• [YOUR GOAL]:
Write out the material exactly, leaving every picture behind.
Start of DATA
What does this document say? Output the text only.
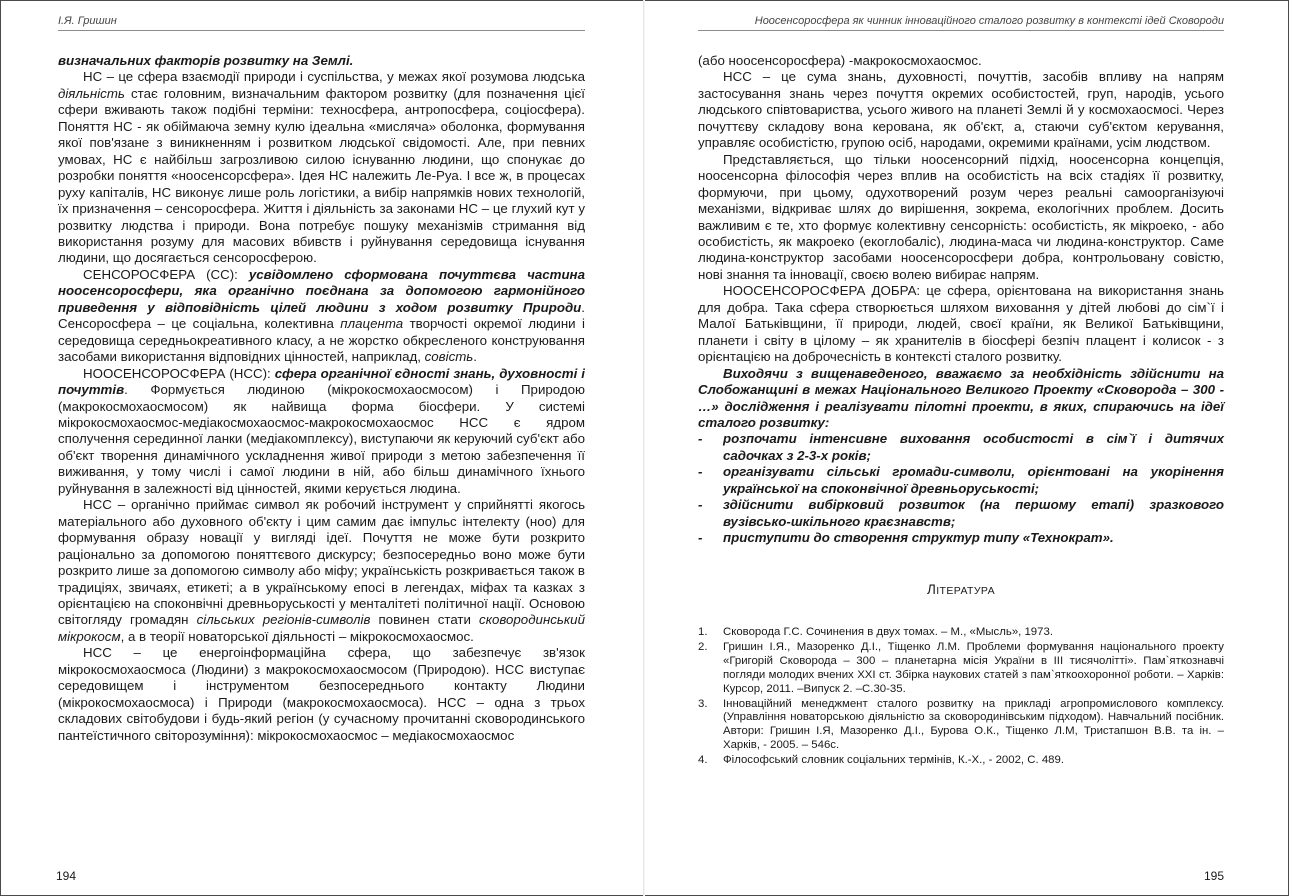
І.Я. Гришин

визначальних факторів розвитку на Землі.

НС – це сфера взаємодії природи і суспільства, у межах якої розумова людська діяльність стає головним, визначальним фактором розвитку (для позначення цієї сфери вживають також подібні терміни: техносфера, антропосфера, соціосфера). Поняття НС - як обіймаюча земну кулю ідеальна «мисляча» оболонка, формування якої пов'язане з виникненням і розвитком людської свідомості. Але, при певних умовах, НС є найбільш загрозливою силою існуванню людини, що спонукає до розробки поняття «ноосенсорсфера». Ідея НС належить Ле-Руа. І все ж, в процесах руху капіталів, НС виконує лише роль логістики, а вибір напрямків нових технологій, їх призначення – сенсоросфера. Життя і діяльність за законами НС – це глухий кут у розвитку людства і природи. Вона потребує пошуку механізмів стримання від використання розуму для масових вбивств і руйнування середовища існування людини, що досягається сенсоросферою.

СЕНСОРОСФЕРА (СС): усвідомлено сформована почуттєва частина ноосенсоросфери, яка органічно поєднана за допомогою гармонійного приведення у відповідність цілей людини з ходом розвитку Природи. Сенсоросфера – це соціальна, колективна плацента творчості окремої людини і середовища середньокреативного класу, а не жорстко обкресленого конструювання засобами використання відповідних цінностей, наприклад, совість.

НООСЕНСОРОСФЕРА (НСС): сфера органічної єдності знань, духовності і почуттів. Формується людиною (мікрокосмохаосмосом) і Природою (макрокосмохаосмосом) як найвища форма біосфери. У системі мікрокосмохаосмос-медіакосмохаосмос-макрокосмохаосмос НСС є ядром сполучення серединної ланки (медіакомплексу), виступаючи як керуючий суб'єкт або об'єкт творення динамічного ускладнення живої природи з метою забезпечення її виживання, у тому числі і самої людини в ній, або більш динамічного їхнього руйнування в залежності від цінностей, якими керується людина.

НСС – органічно приймає символ як робочий інструмент у сприйнятті якогось матеріального або духовного об'єкту і цим самим дає імпульс інтелекту (ноо) для формування образу новації у вигляді ідеї. Почуття не може бути розкрито раціонально за допомогою поняттєвого дискурсу; безпосередньо воно може бути розкрито лише за допомогою символу або міфу; українськість розкривається також в традиціях, звичаях, етикеті; а в українському епосі в легендах, міфах та казках з орієнтацією на споконвічні древньоруськості у менталітеті політичної нації. Основою світогляду громадян сільських регіонів-символів повинен стати сковородинський мікрокосм, а в теорії новаторської діяльності – мікрокосмохаосмос.

НСС – це енергоінформаційна сфера, що забезпечує зв'язок мікрокосмохаосмоса (Людини) з макрокосмохаосмосом (Природою). НСС виступає середовищем і інструментом безпосереднього контакту Людини (мікрокосмохаосмоса) і Природи (макрокосмохаосмоса). НСС – одна з трьох складових світобудови і будь-який регіон (у сучасному прочитанні сковородинського пантеїстичного світорозуміння): мікрокосмохаосмос – медіакосмохаосмос

194
Ноосенсоросфера як чинник інноваційного сталого розвитку в контексті ідей Сковороди

(або ноосенсоросфера) -макрокосмохаосмос.

НСС – це сума знань, духовності, почуттів, засобів впливу на напрям застосування знань через почуття окремих особистостей, груп, народів, усього людського співтовариства, усього живого на планеті Землі й у космохаосмосі. Через почуттєву складову вона керована, як об'єкт, а, стаючи суб'єктом керування, управляє особистістю, групою осіб, народами, окремими країнами, усім людством.

Представляється, що тільки ноосенсорний підхід, ноосенсорна концепція, ноосенсорна філософія через вплив на особистість на всіх стадіях її розвитку, формуючи, при цьому, одухотворений розум через реальні самоорганізуючі механізми, відкриває шлях до вирішення, зокрема, екологічних проблем. Досить важливим є те, хто формує колективну сенсорність: особистість, як мікроеко, - або особистість, як макроеко (екоглобаліс), людина-маса чи людина-конструктор. Саме людина-конструктор засобами ноосенсоросфери добра, контрольовану совістю, нові знання та інновації, своєю волею вибирає напрям.

НООСЕНСОРОСФЕРА ДОБРА: це сфера, орієнтована на використання знань для добра. Така сфера створюється шляхом виховання у дітей любові до сім`ї і Малої Батьківщини, її природи, людей, своєї країни, як Великої Батьківщини, планети і світу в цілому – як хранителів в біосфері безпіч плацент і колисок - з орієнтацією на доброчесність в контексті сталого розвитку.

Виходячи з вищенаведеного, вважаємо за необхідність здійснити на Слобожанщині в межах Національного Великого Проекту «Сковорода – 300 - …» дослідження і реалізувати пілотні проекти, в яких, спираючись на ідеї сталого розвитку:

- розпочати інтенсивне виховання особистості в сім`ї і дитячих садочках з 2-3-х років;

- організувати сільські громади-символи, орієнтовані на укорінення української на споконвічної древньоруськості;

- здійснити вибірковий розвиток (на першому етапі) зразкового вузівсько-шкільного краєзнавств;

- приступити до створення структур типу «Технократ».

ЛІТЕРАТУРА

1. Сковорода Г.С. Сочинения в двух томах. – М., «Мысль», 1973.
2. Гришин І.Я., Мазоренко Д.І., Тіщенко Л.М. Проблеми формування національного проекту «Григорій Сковорода – 300 – планетарна місія України в ІІІ тисячолітті». Пам`яткознавчі погляди молодих вчених ХХІ ст. Збірка наукових статей з пам`яткоохоронної роботи. – Харків: Курсор, 2011. –Випуск 2. –С.30-35.
3. Інноваційний менеджмент сталого розвитку на прикладі агропромислового комплексу. (Управління новаторською діяльністю за сковородинівським підходом). Навчальний посібник. Автори: Гришин І.Я, Мазоренко Д.І., Бурова О.К., Тіщенко Л.М, Тристапшон В.В. та ін. – Харків, - 2005. – 546с.
4. Філософський словник соціальних термінів, К.-Х., - 2002, С. 489.
195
End of DATA
• [FULL RESPONSE]:
What does this document say? Output the text only.
І.Я. Гришин

визначальних факторів розвитку на Землі.

НС – це сфера взаємодії природи і суспільства, у межах якої розумова людська діяльність стає головним, визначальним фактором розвитку (для позначення цієї сфери вживають також подібні терміни: техносфера, антропосфера, соціосфера). Поняття НС - як обіймаюча земну кулю ідеальна «мисляча» оболонка, формування якої пов'язане з виникненням і розвитком людської свідомості. Але, при певних умовах, НС є найбільш загрозливою силою існуванню людини, що спонукає до розробки поняття «ноосенсорсфера». Ідея НС належить Ле-Руа. І все ж, в процесах руху капіталів, НС виконує лише роль логістики, а вибір напрямків нових технологій, їх призначення – сенсоросфера. Життя і діяльність за законами НС – це глухий кут у розвитку людства і природи. Вона потребує пошуку механізмів стримання від використання розуму для масових вбивств і руйнування середовища існування людини, що досягається сенсоросферою.

СЕНСОРОСФЕРА (СС): усвідомлено сформована почуттєва частина ноосенсоросфери, яка органічно поєднана за допомогою гармонійного приведення у відповідність цілей людини з ходом розвитку Природи. Сенсоросфера – це соціальна, колективна плацента творчості окремої людини і середовища середньокреативного класу, а не жорстко обкресленого конструювання засобами використання відповідних цінностей, наприклад, совість.

НООСЕНСОРОСФЕРА (НСС): сфера органічної єдності знань, духовності і почуттів. Формується людиною (мікрокосмохаосмосом) і Природою (макрокосмохаосмосом) як найвища форма біосфери. У системі мікрокосмохаосмос-медіакосмохаосмос-макрокосмохаосмос НСС є ядром сполучення серединної ланки (медіакомплексу), виступаючи як керуючий суб'єкт або об'єкт творення динамічного ускладнення живої природи з метою забезпечення її виживання, у тому числі і самої людини в ній, або більш динамічного їхнього руйнування в залежності від цінностей, якими керується людина.

НСС – органічно приймає символ як робочий інструмент у сприйнятті якогось матеріального або духовного об'єкту і цим самим дає імпульс інтелекту (ноо) для формування образу новації у вигляді ідеї. Почуття не може бути розкрито раціонально за допомогою поняттєвого дискурсу; безпосередньо воно може бути розкрито лише за допомогою символу або міфу; українськість розкривається також в традиціях, звичаях, етикеті; а в українському епосі в легендах, міфах та казках з орієнтацією на споконвічні древньоруськості у менталітеті політичної нації. Основою світогляду громадян сільських регіонів-символів повинен стати сковородинський мікрокосм, а в теорії новаторської діяльності – мікрокосмохаосмос.

НСС – це енергоінформаційна сфера, що забезпечує зв'язок мікрокосмохаосмоса (Людини) з макрокосмохаосмосом (Природою). НСС виступає середовищем і інструментом безпосереднього контакту Людини (мікрокосмохаосмоса) і Природи (макрокосмохаосмоса). НСС – одна з трьох складових світобудови і будь-який регіон (у сучасному прочитанні сковородинського пантеїстичного світорозуміння): мікрокосмохаосмос – медіакосмохаосмос

194
Ноосенсоросфера як чинник інноваційного сталого розвитку в контексті ідей Сковороди

(або ноосенсоросфера) -макрокосмохаосмос.

НСС – це сума знань, духовності, почуттів, засобів впливу на напрям застосування знань через почуття окремих особистостей, груп, народів, усього людського співтовариства, усього живого на планеті Землі й у космохаосмосі. Через почуттєву складову вона керована, як об'єкт, а, стаючи суб'єктом керування, управляє особистістю, групою осіб, народами, окремими країнами, усім людством.

Представляється, що тільки ноосенсорний підхід, ноосенсорна концепція, ноосенсорна філософія через вплив на особистість на всіх стадіях її розвитку, формуючи, при цьому, одухотворений розум через реальні самоорганізуючі механізми, відкриває шлях до вирішення, зокрема, екологічних проблем. Досить важливим є те, хто формує колективну сенсорність: особистість, як мікроеко, - або особистість, як макроеко (екоглобаліс), людина-маса чи людина-конструктор. Саме людина-конструктор засобами ноосенсоросфери добра, контрольовану совістю, нові знання та інновації, своєю волею вибирає напрям.

НООСЕНСОРОСФЕРА ДОБРА: це сфера, орієнтована на використання знань для добра. Така сфера створюється шляхом виховання у дітей любові до сім`ї і Малої Батьківщини, її природи, людей, своєї країни, як Великої Батьківщини, планети і світу в цілому – як хранителів в біосфері безпіч плацент і колисок - з орієнтацією на доброчесність в контексті сталого розвитку.

Виходячи з вищенаведеного, вважаємо за необхідність здійснити на Слобожанщині в межах Національного Великого Проекту «Сковорода – 300 - …» дослідження і реалізувати пілотні проекти, в яких, спираючись на ідеї сталого розвитку:

- розпочати інтенсивне виховання особистості в сім`ї і дитячих садочках з 2-3-х років;

- організувати сільські громади-символи, орієнтовані на укорінення української на споконвічної древньоруськості;

- здійснити вибірковий розвиток (на першому етапі) зразкового вузівсько-шкільного краєзнавств;

- приступити до створення структур типу «Технократ».

ЛІТЕРАТУРА

1. Сковорода Г.С. Сочинения в двух томах. – М., «Мысль», 1973.
2. Гришин І.Я., Мазоренко Д.І., Тіщенко Л.М. Проблеми формування національного проекту «Григорій Сковорода – 300 – планетарна місія України в ІІІ тисячолітті». Пам`яткознавчі погляди молодих вчених ХХІ ст. Збірка наукових статей з пам`яткоохоронної роботи. – Харків: Курсор, 2011. –Випуск 2. –С.30-35.
3. Інноваційний менеджмент сталого розвитку на прикладі агропромислового комплексу. (Управління новаторською діяльністю за сковородинівським підходом). Навчальний посібник. Автори: Гришин І.Я, Мазоренко Д.І., Бурова О.К., Тіщенко Л.М, Тристапшон В.В. та ін. – Харків, - 2005. – 546с.
4. Філософський словник соціальних термінів, К.-Х., - 2002, С. 489.
195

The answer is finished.